## TASK TO CARRY OUT
Copy all of the material exactly. Pictures are not to appear in the copy.
..........
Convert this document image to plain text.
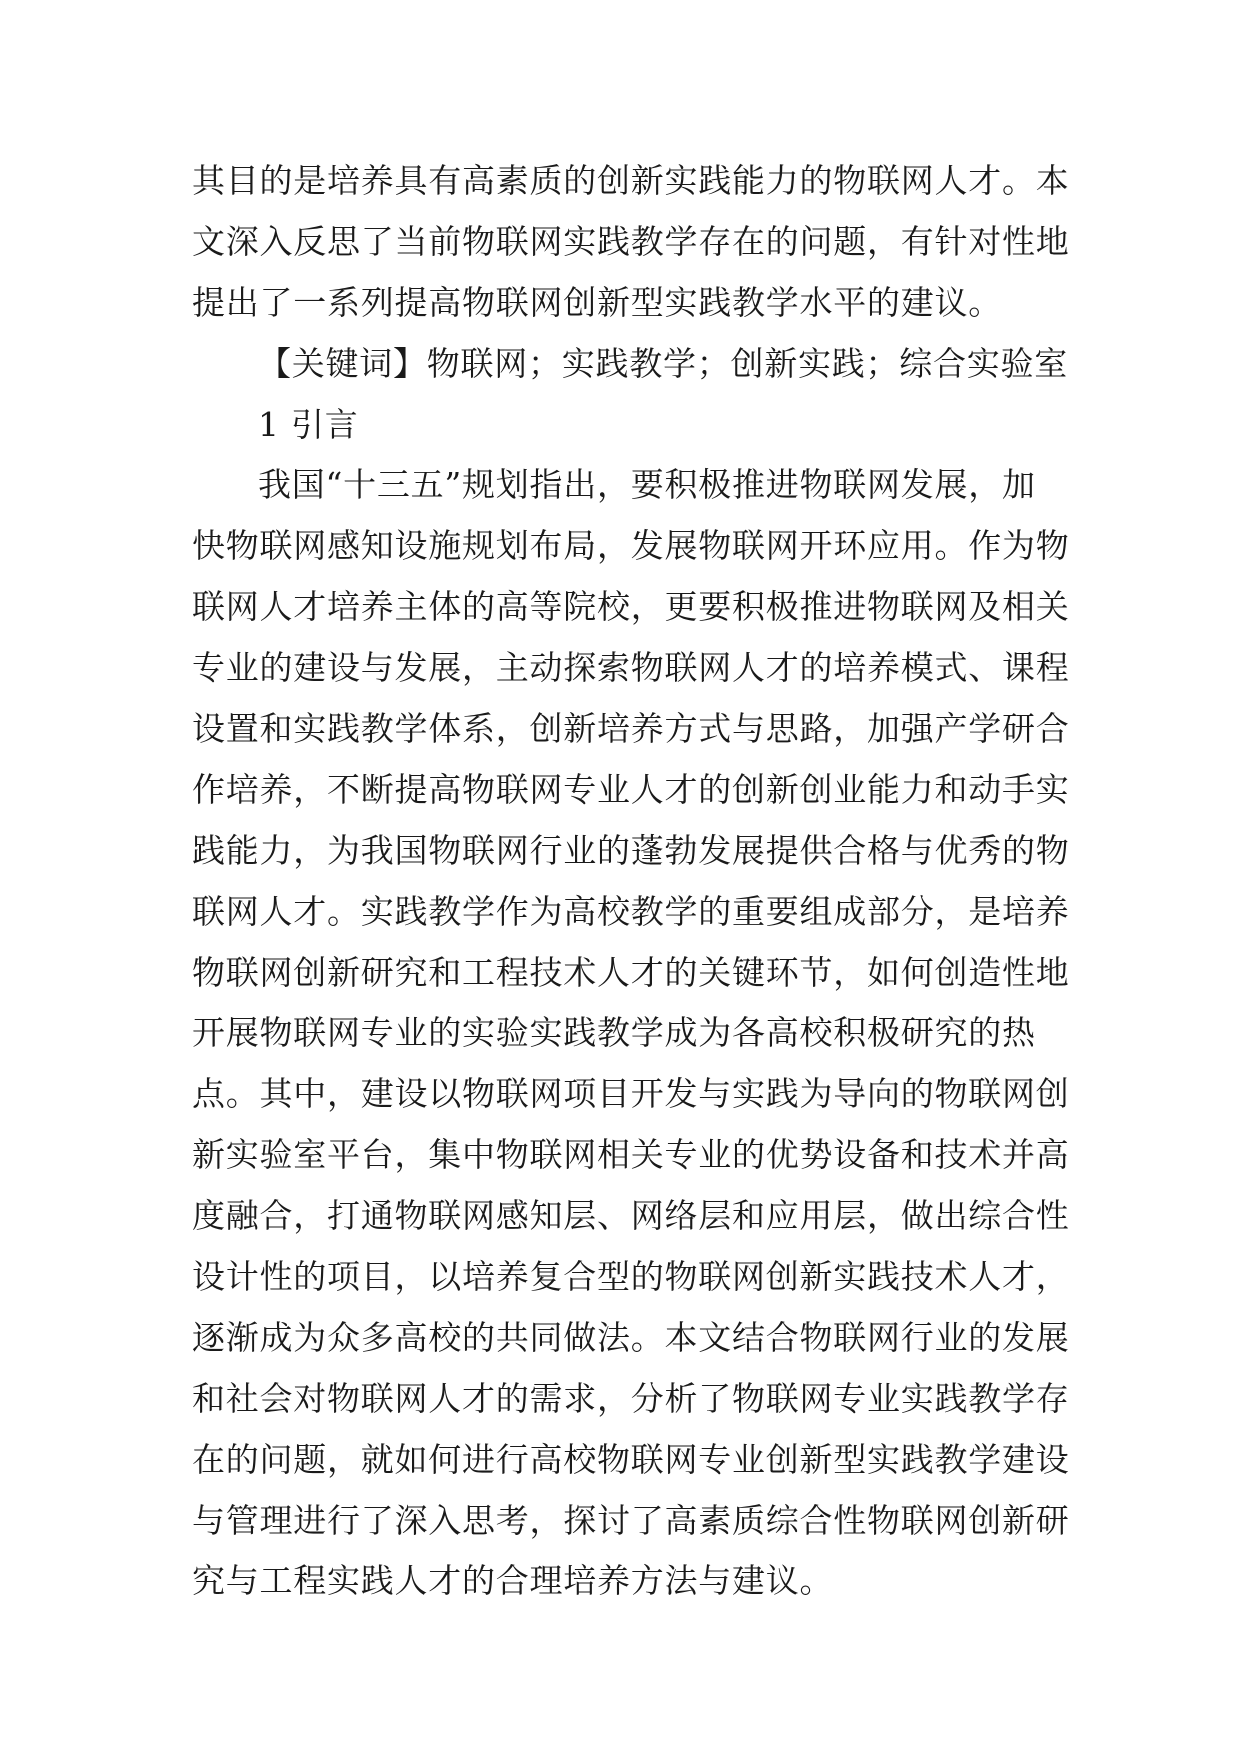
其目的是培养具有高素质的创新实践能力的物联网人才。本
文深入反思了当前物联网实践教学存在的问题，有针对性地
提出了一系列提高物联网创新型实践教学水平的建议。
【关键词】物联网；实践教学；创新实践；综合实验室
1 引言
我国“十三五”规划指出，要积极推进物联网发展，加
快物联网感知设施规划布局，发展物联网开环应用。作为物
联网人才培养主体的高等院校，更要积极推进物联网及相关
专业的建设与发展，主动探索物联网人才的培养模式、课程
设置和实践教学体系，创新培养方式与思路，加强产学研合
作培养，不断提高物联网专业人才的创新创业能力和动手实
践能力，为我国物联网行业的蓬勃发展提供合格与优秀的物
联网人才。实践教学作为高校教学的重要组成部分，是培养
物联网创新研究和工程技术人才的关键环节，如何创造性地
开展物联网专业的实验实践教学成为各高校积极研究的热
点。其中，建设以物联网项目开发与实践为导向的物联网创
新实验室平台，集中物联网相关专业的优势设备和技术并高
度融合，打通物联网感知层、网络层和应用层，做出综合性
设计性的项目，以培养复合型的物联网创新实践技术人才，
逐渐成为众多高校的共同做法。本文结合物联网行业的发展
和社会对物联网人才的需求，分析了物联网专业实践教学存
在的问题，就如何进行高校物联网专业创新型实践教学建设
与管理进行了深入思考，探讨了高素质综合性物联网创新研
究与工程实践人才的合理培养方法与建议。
..........
## EXERCISE RESULT
Convert this document image to plain text.
其目的是培养具有高素质的创新实践能力的物联网人才。本
文深入反思了当前物联网实践教学存在的问题，有针对性地
提出了一系列提高物联网创新型实践教学水平的建议。
【关键词】物联网；实践教学；创新实践；综合实验室
1 引言
我国“十三五”规划指出，要积极推进物联网发展，加
快物联网感知设施规划布局，发展物联网开环应用。作为物
联网人才培养主体的高等院校，更要积极推进物联网及相关
专业的建设与发展，主动探索物联网人才的培养模式、课程
设置和实践教学体系，创新培养方式与思路，加强产学研合
作培养，不断提高物联网专业人才的创新创业能力和动手实
践能力，为我国物联网行业的蓬勃发展提供合格与优秀的物
联网人才。实践教学作为高校教学的重要组成部分，是培养
物联网创新研究和工程技术人才的关键环节，如何创造性地
开展物联网专业的实验实践教学成为各高校积极研究的热
点。其中，建设以物联网项目开发与实践为导向的物联网创
新实验室平台，集中物联网相关专业的优势设备和技术并高
度融合，打通物联网感知层、网络层和应用层，做出综合性
设计性的项目，以培养复合型的物联网创新实践技术人才，
逐渐成为众多高校的共同做法。本文结合物联网行业的发展
和社会对物联网人才的需求，分析了物联网专业实践教学存
在的问题，就如何进行高校物联网专业创新型实践教学建设
与管理进行了深入思考，探讨了高素质综合性物联网创新研
究与工程实践人才的合理培养方法与建议。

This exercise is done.